## begin Given data

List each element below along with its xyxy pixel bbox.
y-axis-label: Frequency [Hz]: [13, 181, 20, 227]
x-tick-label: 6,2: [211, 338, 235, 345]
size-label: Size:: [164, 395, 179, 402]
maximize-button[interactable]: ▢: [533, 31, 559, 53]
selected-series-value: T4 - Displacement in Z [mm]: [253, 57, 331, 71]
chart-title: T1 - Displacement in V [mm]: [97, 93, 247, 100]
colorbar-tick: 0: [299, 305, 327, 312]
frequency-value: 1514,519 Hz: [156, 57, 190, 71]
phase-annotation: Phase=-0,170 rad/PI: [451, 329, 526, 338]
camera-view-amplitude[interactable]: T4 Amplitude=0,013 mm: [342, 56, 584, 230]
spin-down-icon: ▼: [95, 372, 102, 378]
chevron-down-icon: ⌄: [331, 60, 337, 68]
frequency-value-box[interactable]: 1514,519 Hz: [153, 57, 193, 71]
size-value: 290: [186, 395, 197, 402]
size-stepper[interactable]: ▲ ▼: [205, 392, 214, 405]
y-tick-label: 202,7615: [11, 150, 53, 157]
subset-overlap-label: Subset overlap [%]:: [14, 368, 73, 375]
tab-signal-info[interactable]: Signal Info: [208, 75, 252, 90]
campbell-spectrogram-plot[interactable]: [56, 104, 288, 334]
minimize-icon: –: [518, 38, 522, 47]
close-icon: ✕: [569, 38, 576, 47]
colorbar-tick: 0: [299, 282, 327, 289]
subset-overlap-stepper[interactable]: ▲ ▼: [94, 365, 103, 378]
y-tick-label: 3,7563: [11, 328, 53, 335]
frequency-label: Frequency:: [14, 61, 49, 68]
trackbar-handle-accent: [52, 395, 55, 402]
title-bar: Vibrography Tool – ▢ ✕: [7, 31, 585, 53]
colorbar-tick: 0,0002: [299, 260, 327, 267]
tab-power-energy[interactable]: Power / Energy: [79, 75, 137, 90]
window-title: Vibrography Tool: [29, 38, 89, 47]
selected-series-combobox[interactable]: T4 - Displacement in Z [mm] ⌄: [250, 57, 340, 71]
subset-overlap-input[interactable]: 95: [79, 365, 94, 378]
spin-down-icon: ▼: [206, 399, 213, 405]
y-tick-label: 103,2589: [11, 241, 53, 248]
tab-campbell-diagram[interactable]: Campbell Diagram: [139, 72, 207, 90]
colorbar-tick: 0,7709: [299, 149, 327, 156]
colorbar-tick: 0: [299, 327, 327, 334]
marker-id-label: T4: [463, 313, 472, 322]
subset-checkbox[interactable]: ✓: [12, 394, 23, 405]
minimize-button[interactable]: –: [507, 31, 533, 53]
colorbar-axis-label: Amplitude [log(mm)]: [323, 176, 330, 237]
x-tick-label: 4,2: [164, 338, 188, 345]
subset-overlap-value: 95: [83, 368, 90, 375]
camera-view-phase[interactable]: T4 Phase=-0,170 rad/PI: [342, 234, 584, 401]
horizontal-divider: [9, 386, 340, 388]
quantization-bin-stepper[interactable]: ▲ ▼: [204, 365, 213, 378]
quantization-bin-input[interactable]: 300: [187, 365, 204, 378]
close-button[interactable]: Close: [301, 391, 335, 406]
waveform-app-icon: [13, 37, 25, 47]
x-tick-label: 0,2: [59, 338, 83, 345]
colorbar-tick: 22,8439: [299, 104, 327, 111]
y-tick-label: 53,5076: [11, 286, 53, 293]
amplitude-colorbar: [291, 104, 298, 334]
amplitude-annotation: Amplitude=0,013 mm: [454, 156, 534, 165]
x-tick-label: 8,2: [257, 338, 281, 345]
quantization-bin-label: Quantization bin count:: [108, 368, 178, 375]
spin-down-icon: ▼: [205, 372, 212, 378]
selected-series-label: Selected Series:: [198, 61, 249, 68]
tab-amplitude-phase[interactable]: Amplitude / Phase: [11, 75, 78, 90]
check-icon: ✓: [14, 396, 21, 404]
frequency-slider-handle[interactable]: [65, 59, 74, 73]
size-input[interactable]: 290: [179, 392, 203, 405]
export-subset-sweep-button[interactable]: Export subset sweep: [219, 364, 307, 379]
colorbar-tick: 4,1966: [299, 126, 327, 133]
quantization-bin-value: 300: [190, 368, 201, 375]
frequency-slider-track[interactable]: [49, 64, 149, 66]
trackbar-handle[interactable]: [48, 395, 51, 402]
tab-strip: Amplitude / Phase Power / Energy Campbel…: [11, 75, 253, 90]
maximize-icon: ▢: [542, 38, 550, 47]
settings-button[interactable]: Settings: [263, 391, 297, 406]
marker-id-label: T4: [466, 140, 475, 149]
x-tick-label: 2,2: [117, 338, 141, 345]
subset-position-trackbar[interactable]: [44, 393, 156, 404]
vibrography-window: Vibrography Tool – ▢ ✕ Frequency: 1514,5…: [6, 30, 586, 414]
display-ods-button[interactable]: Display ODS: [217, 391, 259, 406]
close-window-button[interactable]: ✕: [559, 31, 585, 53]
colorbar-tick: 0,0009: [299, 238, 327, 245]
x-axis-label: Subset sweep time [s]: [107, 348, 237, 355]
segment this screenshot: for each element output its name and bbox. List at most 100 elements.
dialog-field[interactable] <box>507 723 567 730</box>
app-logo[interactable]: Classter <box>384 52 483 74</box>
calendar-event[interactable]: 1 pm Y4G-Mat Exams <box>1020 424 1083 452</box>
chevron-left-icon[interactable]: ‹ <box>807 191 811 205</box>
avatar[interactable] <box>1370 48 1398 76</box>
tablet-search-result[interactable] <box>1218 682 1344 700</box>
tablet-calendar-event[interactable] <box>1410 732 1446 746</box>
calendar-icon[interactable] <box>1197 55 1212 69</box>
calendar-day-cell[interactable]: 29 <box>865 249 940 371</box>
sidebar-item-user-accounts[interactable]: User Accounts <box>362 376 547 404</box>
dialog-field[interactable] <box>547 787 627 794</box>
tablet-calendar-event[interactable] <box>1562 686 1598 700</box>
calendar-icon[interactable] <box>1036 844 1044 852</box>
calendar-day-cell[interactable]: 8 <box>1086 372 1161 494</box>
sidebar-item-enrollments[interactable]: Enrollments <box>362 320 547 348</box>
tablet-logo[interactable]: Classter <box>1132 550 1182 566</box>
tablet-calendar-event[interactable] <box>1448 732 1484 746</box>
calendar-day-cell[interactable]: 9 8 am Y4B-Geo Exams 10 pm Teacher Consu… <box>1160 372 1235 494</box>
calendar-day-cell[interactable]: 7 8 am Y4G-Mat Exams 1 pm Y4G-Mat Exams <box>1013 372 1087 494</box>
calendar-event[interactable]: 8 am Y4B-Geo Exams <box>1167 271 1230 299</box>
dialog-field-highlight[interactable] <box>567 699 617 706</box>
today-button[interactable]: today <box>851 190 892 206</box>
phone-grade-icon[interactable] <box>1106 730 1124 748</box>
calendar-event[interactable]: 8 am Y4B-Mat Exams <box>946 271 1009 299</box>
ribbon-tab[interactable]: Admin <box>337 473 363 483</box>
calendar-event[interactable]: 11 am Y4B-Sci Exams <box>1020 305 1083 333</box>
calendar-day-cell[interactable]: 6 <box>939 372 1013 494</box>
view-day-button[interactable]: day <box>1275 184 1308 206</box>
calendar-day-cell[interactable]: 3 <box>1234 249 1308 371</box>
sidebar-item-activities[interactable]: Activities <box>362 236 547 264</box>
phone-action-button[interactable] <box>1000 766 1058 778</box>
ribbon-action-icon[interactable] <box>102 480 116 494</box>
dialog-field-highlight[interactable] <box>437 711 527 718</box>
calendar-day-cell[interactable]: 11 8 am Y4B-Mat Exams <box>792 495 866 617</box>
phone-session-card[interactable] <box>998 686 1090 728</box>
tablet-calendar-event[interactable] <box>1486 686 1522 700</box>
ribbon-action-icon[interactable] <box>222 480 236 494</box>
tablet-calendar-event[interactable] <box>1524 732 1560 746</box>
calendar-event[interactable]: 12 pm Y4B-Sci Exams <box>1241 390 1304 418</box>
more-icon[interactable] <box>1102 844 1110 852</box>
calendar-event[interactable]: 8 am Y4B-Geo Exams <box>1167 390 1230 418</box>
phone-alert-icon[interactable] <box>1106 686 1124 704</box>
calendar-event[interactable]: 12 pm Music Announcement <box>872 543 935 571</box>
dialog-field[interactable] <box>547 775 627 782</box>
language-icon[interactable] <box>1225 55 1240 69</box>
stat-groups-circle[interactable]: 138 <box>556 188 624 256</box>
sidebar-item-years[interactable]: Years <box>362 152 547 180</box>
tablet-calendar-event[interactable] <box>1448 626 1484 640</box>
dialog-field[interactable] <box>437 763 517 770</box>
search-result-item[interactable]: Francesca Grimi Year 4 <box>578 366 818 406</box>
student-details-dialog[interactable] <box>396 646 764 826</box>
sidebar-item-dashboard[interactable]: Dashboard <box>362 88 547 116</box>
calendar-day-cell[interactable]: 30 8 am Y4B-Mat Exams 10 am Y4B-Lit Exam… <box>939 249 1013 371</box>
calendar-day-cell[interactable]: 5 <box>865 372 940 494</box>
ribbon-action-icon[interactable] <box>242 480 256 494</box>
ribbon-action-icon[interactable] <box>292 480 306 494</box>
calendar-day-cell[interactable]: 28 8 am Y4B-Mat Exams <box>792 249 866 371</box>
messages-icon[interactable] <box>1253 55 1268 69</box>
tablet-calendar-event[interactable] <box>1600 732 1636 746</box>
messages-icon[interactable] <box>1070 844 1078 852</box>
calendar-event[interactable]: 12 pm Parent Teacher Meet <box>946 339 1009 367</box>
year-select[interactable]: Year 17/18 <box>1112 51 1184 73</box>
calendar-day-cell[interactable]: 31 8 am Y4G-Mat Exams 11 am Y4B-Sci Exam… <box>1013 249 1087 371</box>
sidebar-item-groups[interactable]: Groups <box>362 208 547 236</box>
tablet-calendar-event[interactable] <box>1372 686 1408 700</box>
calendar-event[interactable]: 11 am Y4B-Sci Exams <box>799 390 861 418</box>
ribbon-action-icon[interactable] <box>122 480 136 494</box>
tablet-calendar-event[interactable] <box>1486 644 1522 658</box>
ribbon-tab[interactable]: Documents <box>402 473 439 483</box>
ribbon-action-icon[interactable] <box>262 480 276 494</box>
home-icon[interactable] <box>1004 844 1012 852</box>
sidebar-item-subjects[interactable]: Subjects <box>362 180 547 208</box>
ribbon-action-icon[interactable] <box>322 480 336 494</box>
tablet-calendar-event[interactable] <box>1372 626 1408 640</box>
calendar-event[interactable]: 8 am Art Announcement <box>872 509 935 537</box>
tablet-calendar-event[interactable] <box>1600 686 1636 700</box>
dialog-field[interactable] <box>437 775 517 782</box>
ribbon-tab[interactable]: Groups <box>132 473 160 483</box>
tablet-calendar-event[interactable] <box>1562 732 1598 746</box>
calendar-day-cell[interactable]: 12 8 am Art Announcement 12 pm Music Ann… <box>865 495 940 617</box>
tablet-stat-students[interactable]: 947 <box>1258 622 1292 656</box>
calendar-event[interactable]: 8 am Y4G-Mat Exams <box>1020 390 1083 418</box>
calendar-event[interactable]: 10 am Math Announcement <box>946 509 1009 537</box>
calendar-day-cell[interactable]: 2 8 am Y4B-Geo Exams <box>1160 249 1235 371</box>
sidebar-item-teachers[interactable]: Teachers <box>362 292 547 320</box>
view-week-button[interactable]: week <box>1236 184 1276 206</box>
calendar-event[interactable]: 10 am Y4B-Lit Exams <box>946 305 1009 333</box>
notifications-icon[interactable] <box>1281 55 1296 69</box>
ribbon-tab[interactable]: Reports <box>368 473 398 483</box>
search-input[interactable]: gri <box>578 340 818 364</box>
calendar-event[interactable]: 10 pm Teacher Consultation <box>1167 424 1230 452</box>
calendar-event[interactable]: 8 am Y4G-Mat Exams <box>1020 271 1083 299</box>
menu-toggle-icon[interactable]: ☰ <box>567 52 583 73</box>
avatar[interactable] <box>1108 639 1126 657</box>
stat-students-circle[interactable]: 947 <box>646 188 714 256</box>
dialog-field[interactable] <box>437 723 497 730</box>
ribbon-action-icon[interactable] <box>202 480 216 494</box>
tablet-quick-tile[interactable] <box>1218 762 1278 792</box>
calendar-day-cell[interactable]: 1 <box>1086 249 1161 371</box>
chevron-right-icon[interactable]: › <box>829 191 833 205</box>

## end Given data

■ Direction
Retype the lines above, from the first line through the line containing "y-tick-label: 3,7563: [11, 328, 53, 335]", and reproduce each one without any change.

■ Written response
List each element below along with its xyxy pixel bbox.
y-axis-label: Frequency [Hz]: [13, 181, 20, 227]
x-tick-label: 6,2: [211, 338, 235, 345]
size-label: Size:: [164, 395, 179, 402]
maximize-button[interactable]: ▢: [533, 31, 559, 53]
selected-series-value: T4 - Displacement in Z [mm]: [253, 57, 331, 71]
chart-title: T1 - Displacement in V [mm]: [97, 93, 247, 100]
colorbar-tick: 0: [299, 305, 327, 312]
frequency-value: 1514,519 Hz: [156, 57, 190, 71]
phase-annotation: Phase=-0,170 rad/PI: [451, 329, 526, 338]
camera-view-amplitude[interactable]: T4 Amplitude=0,013 mm: [342, 56, 584, 230]
spin-down-icon: ▼: [95, 372, 102, 378]
chevron-down-icon: ⌄: [331, 60, 337, 68]
frequency-value-box[interactable]: 1514,519 Hz: [153, 57, 193, 71]
size-value: 290: [186, 395, 197, 402]
size-stepper[interactable]: ▲ ▼: [205, 392, 214, 405]
y-tick-label: 202,7615: [11, 150, 53, 157]
subset-overlap-label: Subset overlap [%]:: [14, 368, 73, 375]
tab-signal-info[interactable]: Signal Info: [208, 75, 252, 90]
campbell-spectrogram-plot[interactable]: [56, 104, 288, 334]
minimize-icon: –: [518, 38, 522, 47]
close-icon: ✕: [569, 38, 576, 47]
colorbar-tick: 0: [299, 282, 327, 289]
subset-overlap-stepper[interactable]: ▲ ▼: [94, 365, 103, 378]
y-tick-label: 3,7563: [11, 328, 53, 335]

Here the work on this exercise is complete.